Task directions: List each line holding the string "title".

Material for the task:
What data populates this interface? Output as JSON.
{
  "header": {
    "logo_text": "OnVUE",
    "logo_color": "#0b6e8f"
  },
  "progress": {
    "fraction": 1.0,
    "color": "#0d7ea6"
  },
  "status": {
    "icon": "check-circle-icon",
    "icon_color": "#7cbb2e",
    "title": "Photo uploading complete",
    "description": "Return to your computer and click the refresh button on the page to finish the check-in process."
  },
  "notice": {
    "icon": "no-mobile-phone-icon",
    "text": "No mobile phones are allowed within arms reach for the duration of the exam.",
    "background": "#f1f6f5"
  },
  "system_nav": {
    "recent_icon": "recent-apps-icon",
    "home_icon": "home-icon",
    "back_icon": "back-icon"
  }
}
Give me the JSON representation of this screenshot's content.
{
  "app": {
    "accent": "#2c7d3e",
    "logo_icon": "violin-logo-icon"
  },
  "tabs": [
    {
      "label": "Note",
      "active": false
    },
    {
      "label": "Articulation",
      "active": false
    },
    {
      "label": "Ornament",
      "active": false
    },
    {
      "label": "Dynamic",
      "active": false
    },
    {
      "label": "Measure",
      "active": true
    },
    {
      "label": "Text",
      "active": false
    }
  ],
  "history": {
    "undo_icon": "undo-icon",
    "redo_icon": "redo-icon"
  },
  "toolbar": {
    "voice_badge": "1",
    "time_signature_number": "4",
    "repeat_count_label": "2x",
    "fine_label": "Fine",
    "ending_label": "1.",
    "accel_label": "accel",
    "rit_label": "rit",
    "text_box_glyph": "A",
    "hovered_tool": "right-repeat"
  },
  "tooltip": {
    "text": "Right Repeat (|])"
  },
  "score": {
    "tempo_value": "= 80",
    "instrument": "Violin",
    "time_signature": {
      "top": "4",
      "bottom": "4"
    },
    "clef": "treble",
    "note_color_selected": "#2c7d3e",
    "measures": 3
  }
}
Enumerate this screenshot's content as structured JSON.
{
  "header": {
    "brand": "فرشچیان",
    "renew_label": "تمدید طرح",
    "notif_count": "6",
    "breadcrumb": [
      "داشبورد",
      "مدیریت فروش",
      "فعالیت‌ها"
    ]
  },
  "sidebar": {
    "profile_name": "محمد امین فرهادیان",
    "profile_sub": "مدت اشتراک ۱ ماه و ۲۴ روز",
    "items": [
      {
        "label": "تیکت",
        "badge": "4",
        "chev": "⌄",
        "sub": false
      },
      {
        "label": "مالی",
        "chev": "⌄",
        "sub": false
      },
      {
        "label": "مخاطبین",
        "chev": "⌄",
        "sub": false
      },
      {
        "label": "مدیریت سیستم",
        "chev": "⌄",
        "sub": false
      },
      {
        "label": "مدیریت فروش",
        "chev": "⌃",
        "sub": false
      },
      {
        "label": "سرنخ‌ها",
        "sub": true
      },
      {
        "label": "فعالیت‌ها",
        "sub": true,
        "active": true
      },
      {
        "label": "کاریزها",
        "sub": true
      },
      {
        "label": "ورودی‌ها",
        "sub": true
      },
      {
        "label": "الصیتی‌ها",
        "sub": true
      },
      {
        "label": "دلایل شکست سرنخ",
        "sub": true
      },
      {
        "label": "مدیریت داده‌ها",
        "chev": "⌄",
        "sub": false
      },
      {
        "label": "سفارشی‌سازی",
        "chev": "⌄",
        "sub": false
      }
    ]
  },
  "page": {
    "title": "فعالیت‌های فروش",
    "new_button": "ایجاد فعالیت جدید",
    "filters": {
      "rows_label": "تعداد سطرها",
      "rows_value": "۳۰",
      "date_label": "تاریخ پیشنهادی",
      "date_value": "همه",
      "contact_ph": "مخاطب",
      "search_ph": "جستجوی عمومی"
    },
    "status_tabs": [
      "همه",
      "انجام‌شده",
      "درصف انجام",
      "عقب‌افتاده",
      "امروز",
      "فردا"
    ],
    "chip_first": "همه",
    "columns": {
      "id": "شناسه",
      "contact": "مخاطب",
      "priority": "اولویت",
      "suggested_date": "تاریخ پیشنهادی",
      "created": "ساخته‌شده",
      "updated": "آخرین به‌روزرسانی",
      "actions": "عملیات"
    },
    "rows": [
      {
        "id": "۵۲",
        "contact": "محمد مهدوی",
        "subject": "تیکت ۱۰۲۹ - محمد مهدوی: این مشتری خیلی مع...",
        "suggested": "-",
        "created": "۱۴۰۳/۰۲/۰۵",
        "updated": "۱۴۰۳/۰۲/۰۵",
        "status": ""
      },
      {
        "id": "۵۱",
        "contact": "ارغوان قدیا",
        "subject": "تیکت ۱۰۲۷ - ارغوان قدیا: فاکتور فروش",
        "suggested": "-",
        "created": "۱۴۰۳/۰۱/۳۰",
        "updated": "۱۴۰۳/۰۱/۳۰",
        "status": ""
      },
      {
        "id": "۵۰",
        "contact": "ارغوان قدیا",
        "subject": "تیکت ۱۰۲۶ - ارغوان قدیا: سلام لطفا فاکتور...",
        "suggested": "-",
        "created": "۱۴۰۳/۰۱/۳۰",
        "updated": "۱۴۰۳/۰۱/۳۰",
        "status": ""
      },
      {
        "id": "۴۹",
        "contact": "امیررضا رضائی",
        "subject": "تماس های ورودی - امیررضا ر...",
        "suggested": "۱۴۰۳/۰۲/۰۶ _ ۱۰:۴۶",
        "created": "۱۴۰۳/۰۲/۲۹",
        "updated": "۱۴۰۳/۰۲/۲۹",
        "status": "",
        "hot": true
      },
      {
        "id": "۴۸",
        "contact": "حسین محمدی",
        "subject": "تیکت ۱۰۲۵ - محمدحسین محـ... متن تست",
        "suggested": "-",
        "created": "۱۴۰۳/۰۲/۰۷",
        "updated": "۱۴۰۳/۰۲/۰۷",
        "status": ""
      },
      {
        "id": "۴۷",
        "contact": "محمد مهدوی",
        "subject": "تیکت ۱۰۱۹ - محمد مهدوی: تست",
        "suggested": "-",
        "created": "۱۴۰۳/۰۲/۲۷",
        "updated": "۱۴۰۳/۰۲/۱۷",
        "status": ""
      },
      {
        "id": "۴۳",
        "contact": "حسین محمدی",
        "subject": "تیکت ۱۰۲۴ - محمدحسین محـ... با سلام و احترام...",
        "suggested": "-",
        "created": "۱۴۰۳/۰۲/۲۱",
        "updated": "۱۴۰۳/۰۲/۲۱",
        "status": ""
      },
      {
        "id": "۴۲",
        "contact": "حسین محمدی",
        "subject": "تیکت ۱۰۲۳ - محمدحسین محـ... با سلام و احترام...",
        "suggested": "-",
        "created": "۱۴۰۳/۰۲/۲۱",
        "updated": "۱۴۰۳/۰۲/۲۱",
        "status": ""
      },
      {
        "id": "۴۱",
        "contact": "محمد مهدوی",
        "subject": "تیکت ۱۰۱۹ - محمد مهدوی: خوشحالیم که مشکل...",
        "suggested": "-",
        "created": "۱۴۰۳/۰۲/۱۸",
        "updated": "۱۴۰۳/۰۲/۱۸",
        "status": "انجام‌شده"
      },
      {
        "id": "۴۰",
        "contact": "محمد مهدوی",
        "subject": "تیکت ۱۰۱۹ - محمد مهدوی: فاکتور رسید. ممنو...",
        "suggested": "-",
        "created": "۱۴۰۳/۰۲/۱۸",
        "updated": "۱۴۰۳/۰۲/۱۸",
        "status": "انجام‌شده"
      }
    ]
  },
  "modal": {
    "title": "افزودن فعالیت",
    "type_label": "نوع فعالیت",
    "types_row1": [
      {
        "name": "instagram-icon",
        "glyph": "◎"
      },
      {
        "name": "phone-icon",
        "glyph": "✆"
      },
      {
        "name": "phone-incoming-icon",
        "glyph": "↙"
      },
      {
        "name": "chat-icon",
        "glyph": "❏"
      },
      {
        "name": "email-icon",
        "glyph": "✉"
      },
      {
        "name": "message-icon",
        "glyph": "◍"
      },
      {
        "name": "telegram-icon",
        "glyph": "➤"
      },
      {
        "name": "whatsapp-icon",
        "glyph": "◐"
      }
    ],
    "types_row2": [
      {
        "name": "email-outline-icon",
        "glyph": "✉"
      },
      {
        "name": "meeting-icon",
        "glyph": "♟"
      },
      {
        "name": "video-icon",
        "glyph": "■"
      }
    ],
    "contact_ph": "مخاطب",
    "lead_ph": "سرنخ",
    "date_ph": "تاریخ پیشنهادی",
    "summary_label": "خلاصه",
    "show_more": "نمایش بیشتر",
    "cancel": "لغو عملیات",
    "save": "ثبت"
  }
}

The completed task:
    "title": "Photo uploading complete",
    "title": "فعالیت‌های فروش",
    "title": "افزودن فعالیت",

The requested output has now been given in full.